* **EXERCISE**
Rewrite every line of the records with "screenshot" swapped for "image", leaving all other text as it is. Omit the pictures from your answer.

[Start of DATASET RECORDS]

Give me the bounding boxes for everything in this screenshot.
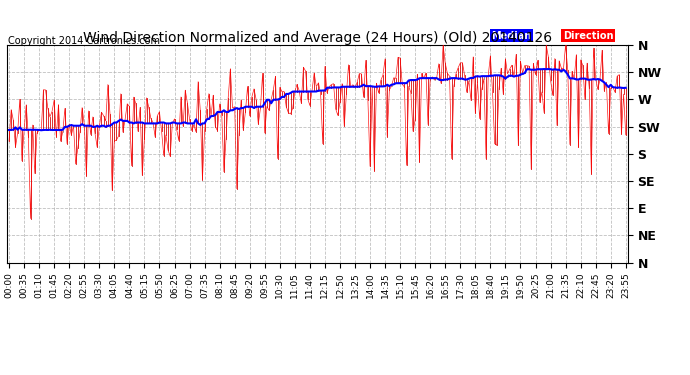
Text: Copyright 2014 Cartronics.com: Copyright 2014 Cartronics.com: [8, 36, 159, 46]
Text: Direction: Direction: [562, 31, 613, 41]
Title: Wind Direction Normalized and Average (24 Hours) (Old) 20140126: Wind Direction Normalized and Average (2…: [83, 31, 552, 45]
Text: Median: Median: [491, 31, 531, 41]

[End of DATASET RECORDS]

* **EXERCISE SOLUTION**
Give me the bounding boxes for everything in this image.
Text: Copyright 2014 Cartronics.com: Copyright 2014 Cartronics.com: [8, 36, 159, 46]
Text: Direction: Direction: [562, 31, 613, 41]
Title: Wind Direction Normalized and Average (24 Hours) (Old) 20140126: Wind Direction Normalized and Average (2…: [83, 31, 552, 45]
Text: Median: Median: [491, 31, 531, 41]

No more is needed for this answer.